_WHAT THE EXERCISE ASKS_. Return the records exactly as they are.
DATA PROVIDED START
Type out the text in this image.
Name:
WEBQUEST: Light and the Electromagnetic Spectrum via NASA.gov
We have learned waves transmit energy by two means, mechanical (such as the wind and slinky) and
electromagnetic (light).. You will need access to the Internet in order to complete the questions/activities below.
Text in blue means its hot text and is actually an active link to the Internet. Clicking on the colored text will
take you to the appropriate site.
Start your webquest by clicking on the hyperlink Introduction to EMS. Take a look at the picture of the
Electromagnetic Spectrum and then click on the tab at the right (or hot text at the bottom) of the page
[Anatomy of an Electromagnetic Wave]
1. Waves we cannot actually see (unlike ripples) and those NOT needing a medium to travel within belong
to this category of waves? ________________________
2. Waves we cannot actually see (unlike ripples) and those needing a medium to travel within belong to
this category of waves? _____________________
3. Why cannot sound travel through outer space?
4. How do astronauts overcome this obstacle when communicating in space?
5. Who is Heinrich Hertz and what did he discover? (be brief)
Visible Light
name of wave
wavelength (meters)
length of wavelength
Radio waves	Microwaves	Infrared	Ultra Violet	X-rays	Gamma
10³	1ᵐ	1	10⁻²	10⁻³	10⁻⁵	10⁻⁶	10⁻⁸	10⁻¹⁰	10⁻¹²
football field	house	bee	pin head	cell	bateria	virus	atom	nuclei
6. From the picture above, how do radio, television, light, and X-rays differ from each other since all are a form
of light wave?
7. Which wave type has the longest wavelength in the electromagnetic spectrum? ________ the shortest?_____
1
DATA PROVIDED END
_SOLUTION BELOW_.
Type out the text in this image.
Name:
WEBQUEST: Light and the Electromagnetic Spectrum via NASA.gov
We have learned waves transmit energy by two means, mechanical (such as the wind and slinky) and
electromagnetic (light).. You will need access to the Internet in order to complete the questions/activities below.
Text in blue means its hot text and is actually an active link to the Internet. Clicking on the colored text will
take you to the appropriate site.
Start your webquest by clicking on the hyperlink Introduction to EMS. Take a look at the picture of the
Electromagnetic Spectrum and then click on the tab at the right (or hot text at the bottom) of the page
[Anatomy of an Electromagnetic Wave]
1. Waves we cannot actually see (unlike ripples) and those NOT needing a medium to travel within belong
to this category of waves? ________________________
2. Waves we cannot actually see (unlike ripples) and those needing a medium to travel within belong to
this category of waves? _____________________
3. Why cannot sound travel through outer space?
4. How do astronauts overcome this obstacle when communicating in space?
5. Who is Heinrich Hertz and what did he discover? (be brief)
Visible Light
name of wave
wavelength (meters)
length of wavelength
Radio waves	Microwaves	Infrared	Ultra Violet	X-rays	Gamma
10³	1ᵐ	1	10⁻²	10⁻³	10⁻⁵	10⁻⁶	10⁻⁸	10⁻¹⁰	10⁻¹²
football field	house	bee	pin head	cell	bateria	virus	atom	nuclei
6. From the picture above, how do radio, television, light, and X-rays differ from each other since all are a form
of light wave?
7. Which wave type has the longest wavelength in the electromagnetic spectrum? ________ the shortest?_____
1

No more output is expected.